__AIM__
Go through the listing and write out all of it exactly.

__DATA PROVIDED__
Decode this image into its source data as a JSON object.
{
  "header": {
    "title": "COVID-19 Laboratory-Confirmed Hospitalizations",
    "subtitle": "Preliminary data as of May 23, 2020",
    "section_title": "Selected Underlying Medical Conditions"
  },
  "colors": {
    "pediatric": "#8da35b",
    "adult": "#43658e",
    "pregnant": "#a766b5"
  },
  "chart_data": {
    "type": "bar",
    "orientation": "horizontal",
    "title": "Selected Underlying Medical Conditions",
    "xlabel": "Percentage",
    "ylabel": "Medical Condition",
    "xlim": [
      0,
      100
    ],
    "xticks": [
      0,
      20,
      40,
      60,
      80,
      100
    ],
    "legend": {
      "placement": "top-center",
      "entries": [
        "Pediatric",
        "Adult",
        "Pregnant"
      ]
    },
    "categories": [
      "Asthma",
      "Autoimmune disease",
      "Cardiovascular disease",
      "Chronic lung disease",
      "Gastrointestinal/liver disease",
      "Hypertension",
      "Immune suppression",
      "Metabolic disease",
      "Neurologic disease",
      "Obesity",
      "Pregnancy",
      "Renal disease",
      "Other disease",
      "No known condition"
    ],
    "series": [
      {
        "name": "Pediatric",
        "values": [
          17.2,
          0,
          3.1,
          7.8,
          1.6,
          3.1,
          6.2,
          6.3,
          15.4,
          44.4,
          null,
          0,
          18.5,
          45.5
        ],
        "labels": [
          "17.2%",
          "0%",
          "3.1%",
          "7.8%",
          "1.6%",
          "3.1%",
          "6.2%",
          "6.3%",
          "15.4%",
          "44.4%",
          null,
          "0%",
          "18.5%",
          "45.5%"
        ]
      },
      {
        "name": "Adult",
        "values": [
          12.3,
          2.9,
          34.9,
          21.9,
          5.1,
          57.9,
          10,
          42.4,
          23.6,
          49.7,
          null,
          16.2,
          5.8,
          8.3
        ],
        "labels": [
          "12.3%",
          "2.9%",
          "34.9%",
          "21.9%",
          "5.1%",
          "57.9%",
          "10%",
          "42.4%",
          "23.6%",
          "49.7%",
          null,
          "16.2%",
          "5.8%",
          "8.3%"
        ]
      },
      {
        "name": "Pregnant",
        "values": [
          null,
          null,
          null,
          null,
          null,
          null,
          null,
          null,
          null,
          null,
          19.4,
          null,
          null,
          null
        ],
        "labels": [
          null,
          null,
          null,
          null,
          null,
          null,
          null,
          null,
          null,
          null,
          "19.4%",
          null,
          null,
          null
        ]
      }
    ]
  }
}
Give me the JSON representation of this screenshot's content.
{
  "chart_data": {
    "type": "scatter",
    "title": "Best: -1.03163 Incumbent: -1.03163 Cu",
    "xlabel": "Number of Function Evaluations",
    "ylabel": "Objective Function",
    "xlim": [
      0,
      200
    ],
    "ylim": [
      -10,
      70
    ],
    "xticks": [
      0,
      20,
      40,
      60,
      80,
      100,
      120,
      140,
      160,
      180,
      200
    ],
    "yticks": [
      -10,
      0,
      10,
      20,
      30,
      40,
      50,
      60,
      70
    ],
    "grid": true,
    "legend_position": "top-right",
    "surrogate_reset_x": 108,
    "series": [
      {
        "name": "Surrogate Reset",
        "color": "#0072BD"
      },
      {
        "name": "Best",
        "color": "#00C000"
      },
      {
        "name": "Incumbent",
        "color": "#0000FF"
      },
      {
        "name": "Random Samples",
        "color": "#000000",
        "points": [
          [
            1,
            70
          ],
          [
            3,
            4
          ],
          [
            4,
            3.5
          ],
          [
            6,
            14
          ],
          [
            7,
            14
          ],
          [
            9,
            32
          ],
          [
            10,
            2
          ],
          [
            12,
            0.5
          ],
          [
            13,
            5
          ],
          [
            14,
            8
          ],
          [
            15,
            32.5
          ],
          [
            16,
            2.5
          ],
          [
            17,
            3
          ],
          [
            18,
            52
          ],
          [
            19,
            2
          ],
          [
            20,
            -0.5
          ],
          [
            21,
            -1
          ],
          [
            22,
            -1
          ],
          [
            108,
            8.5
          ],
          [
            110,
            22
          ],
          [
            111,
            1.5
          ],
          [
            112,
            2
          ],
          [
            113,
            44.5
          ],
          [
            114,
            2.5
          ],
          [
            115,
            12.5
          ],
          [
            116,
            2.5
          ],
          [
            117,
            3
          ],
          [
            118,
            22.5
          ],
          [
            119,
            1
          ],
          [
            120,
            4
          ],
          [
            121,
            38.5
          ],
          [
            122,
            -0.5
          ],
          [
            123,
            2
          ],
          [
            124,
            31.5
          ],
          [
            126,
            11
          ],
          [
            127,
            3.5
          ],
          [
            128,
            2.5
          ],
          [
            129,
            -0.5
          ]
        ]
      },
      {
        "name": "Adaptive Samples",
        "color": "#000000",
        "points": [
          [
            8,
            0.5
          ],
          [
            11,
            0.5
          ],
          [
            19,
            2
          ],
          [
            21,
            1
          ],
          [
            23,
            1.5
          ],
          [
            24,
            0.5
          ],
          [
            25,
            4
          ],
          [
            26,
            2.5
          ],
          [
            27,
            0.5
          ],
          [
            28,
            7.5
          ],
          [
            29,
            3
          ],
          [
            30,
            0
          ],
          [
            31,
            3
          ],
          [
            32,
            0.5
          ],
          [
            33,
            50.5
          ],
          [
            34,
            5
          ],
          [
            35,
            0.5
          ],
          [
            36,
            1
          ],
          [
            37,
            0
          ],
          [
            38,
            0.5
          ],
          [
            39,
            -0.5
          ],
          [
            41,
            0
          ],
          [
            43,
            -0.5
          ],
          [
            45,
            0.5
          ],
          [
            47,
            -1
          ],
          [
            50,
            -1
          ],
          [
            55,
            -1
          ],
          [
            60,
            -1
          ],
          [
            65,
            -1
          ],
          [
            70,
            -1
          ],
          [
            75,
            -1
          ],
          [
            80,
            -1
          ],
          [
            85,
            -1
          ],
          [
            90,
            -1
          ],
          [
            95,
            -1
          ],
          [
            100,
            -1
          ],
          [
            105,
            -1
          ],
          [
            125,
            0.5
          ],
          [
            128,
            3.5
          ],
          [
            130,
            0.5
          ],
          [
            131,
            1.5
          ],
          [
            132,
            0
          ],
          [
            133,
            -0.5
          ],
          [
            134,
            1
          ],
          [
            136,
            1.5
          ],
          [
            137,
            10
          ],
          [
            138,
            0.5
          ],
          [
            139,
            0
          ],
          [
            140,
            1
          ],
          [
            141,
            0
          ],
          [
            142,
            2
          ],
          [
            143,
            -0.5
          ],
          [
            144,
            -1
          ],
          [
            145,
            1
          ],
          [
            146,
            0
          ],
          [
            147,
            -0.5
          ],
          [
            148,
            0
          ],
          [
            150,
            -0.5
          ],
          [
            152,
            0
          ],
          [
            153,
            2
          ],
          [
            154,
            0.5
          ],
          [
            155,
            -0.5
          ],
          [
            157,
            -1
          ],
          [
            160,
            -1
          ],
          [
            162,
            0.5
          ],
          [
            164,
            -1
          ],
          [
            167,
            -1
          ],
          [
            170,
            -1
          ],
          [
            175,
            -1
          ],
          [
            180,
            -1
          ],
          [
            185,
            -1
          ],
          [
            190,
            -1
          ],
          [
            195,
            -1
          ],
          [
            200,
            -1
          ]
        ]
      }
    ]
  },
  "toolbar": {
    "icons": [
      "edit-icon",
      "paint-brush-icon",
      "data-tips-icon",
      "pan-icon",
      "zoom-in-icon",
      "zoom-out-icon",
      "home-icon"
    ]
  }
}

__COMPLETED TASK__
Decode this image into its source data as a JSON object.
{
  "header": {
    "title": "COVID-19 Laboratory-Confirmed Hospitalizations",
    "subtitle": "Preliminary data as of May 23, 2020",
    "section_title": "Selected Underlying Medical Conditions"
  },
  "colors": {
    "pediatric": "#8da35b",
    "adult": "#43658e",
    "pregnant": "#a766b5"
  },
  "chart_data": {
    "type": "bar",
    "orientation": "horizontal",
    "title": "Selected Underlying Medical Conditions",
    "xlabel": "Percentage",
    "ylabel": "Medical Condition",
    "xlim": [
      0,
      100
    ],
    "xticks": [
      0,
      20,
      40,
      60,
      80,
      100
    ],
    "legend": {
      "placement": "top-center",
      "entries": [
        "Pediatric",
        "Adult",
        "Pregnant"
      ]
    },
    "categories": [
      "Asthma",
      "Autoimmune disease",
      "Cardiovascular disease",
      "Chronic lung disease",
      "Gastrointestinal/liver disease",
      "Hypertension",
      "Immune suppression",
      "Metabolic disease",
      "Neurologic disease",
      "Obesity",
      "Pregnancy",
      "Renal disease",
      "Other disease",
      "No known condition"
    ],
    "series": [
      {
        "name": "Pediatric",
        "values": [
          17.2,
          0,
          3.1,
          7.8,
          1.6,
          3.1,
          6.2,
          6.3,
          15.4,
          44.4,
          null,
          0,
          18.5,
          45.5
        ],
        "labels": [
          "17.2%",
          "0%",
          "3.1%",
          "7.8%",
          "1.6%",
          "3.1%",
          "6.2%",
          "6.3%",
          "15.4%",
          "44.4%",
          null,
          "0%",
          "18.5%",
          "45.5%"
        ]
      },
      {
        "name": "Adult",
        "values": [
          12.3,
          2.9,
          34.9,
          21.9,
          5.1,
          57.9,
          10,
          42.4,
          23.6,
          49.7,
          null,
          16.2,
          5.8,
          8.3
        ],
        "labels": [
          "12.3%",
          "2.9%",
          "34.9%",
          "21.9%",
          "5.1%",
          "57.9%",
          "10%",
          "42.4%",
          "23.6%",
          "49.7%",
          null,
          "16.2%",
          "5.8%",
          "8.3%"
        ]
      },
      {
        "name": "Pregnant",
        "values": [
          null,
          null,
          null,
          null,
          null,
          null,
          null,
          null,
          null,
          null,
          19.4,
          null,
          null,
          null
        ],
        "labels": [
          null,
          null,
          null,
          null,
          null,
          null,
          null,
          null,
          null,
          null,
          "19.4%",
          null,
          null,
          null
        ]
      }
    ]
  }
}
Give me the JSON representation of this screenshot's content.
{
  "chart_data": {
    "type": "scatter",
    "title": "Best: -1.03163 Incumbent: -1.03163 Cu",
    "xlabel": "Number of Function Evaluations",
    "ylabel": "Objective Function",
    "xlim": [
      0,
      200
    ],
    "ylim": [
      -10,
      70
    ],
    "xticks": [
      0,
      20,
      40,
      60,
      80,
      100,
      120,
      140,
      160,
      180,
      200
    ],
    "yticks": [
      -10,
      0,
      10,
      20,
      30,
      40,
      50,
      60,
      70
    ],
    "grid": true,
    "legend_position": "top-right",
    "surrogate_reset_x": 108,
    "series": [
      {
        "name": "Surrogate Reset",
        "color": "#0072BD"
      },
      {
        "name": "Best",
        "color": "#00C000"
      },
      {
        "name": "Incumbent",
        "color": "#0000FF"
      },
      {
        "name": "Random Samples",
        "color": "#000000",
        "points": [
          [
            1,
            70
          ],
          [
            3,
            4
          ],
          [
            4,
            3.5
          ],
          [
            6,
            14
          ],
          [
            7,
            14
          ],
          [
            9,
            32
          ],
          [
            10,
            2
          ],
          [
            12,
            0.5
          ],
          [
            13,
            5
          ],
          [
            14,
            8
          ],
          [
            15,
            32.5
          ],
          [
            16,
            2.5
          ],
          [
            17,
            3
          ],
          [
            18,
            52
          ],
          [
            19,
            2
          ],
          [
            20,
            -0.5
          ],
          [
            21,
            -1
          ],
          [
            22,
            -1
          ],
          [
            108,
            8.5
          ],
          [
            110,
            22
          ],
          [
            111,
            1.5
          ],
          [
            112,
            2
          ],
          [
            113,
            44.5
          ],
          [
            114,
            2.5
          ],
          [
            115,
            12.5
          ],
          [
            116,
            2.5
          ],
          [
            117,
            3
          ],
          [
            118,
            22.5
          ],
          [
            119,
            1
          ],
          [
            120,
            4
          ],
          [
            121,
            38.5
          ],
          [
            122,
            -0.5
          ],
          [
            123,
            2
          ],
          [
            124,
            31.5
          ],
          [
            126,
            11
          ],
          [
            127,
            3.5
          ],
          [
            128,
            2.5
          ],
          [
            129,
            -0.5
          ]
        ]
      },
      {
        "name": "Adaptive Samples",
        "color": "#000000",
        "points": [
          [
            8,
            0.5
          ],
          [
            11,
            0.5
          ],
          [
            19,
            2
          ],
          [
            21,
            1
          ],
          [
            23,
            1.5
          ],
          [
            24,
            0.5
          ],
          [
            25,
            4
          ],
          [
            26,
            2.5
          ],
          [
            27,
            0.5
          ],
          [
            28,
            7.5
          ],
          [
            29,
            3
          ],
          [
            30,
            0
          ],
          [
            31,
            3
          ],
          [
            32,
            0.5
          ],
          [
            33,
            50.5
          ],
          [
            34,
            5
          ],
          [
            35,
            0.5
          ],
          [
            36,
            1
          ],
          [
            37,
            0
          ],
          [
            38,
            0.5
          ],
          [
            39,
            -0.5
          ],
          [
            41,
            0
          ],
          [
            43,
            -0.5
          ],
          [
            45,
            0.5
          ],
          [
            47,
            -1
          ],
          [
            50,
            -1
          ],
          [
            55,
            -1
          ],
          [
            60,
            -1
          ],
          [
            65,
            -1
          ],
          [
            70,
            -1
          ],
          [
            75,
            -1
          ],
          [
            80,
            -1
          ],
          [
            85,
            -1
          ],
          [
            90,
            -1
          ],
          [
            95,
            -1
          ],
          [
            100,
            -1
          ],
          [
            105,
            -1
          ],
          [
            125,
            0.5
          ],
          [
            128,
            3.5
          ],
          [
            130,
            0.5
          ],
          [
            131,
            1.5
          ],
          [
            132,
            0
          ],
          [
            133,
            -0.5
          ],
          [
            134,
            1
          ],
          [
            136,
            1.5
          ],
          [
            137,
            10
          ],
          [
            138,
            0.5
          ],
          [
            139,
            0
          ],
          [
            140,
            1
          ],
          [
            141,
            0
          ],
          [
            142,
            2
          ],
          [
            143,
            -0.5
          ],
          [
            144,
            -1
          ],
          [
            145,
            1
          ],
          [
            146,
            0
          ],
          [
            147,
            -0.5
          ],
          [
            148,
            0
          ],
          [
            150,
            -0.5
          ],
          [
            152,
            0
          ],
          [
            153,
            2
          ],
          [
            154,
            0.5
          ],
          [
            155,
            -0.5
          ],
          [
            157,
            -1
          ],
          [
            160,
            -1
          ],
          [
            162,
            0.5
          ],
          [
            164,
            -1
          ],
          [
            167,
            -1
          ],
          [
            170,
            -1
          ],
          [
            175,
            -1
          ],
          [
            180,
            -1
          ],
          [
            185,
            -1
          ],
          [
            190,
            -1
          ],
          [
            195,
            -1
          ],
          [
            200,
            -1
          ]
        ]
      }
    ]
  },
  "toolbar": {
    "icons": [
      "edit-icon",
      "paint-brush-icon",
      "data-tips-icon",
      "pan-icon",
      "zoom-in-icon",
      "zoom-out-icon",
      "home-icon"
    ]
  }
}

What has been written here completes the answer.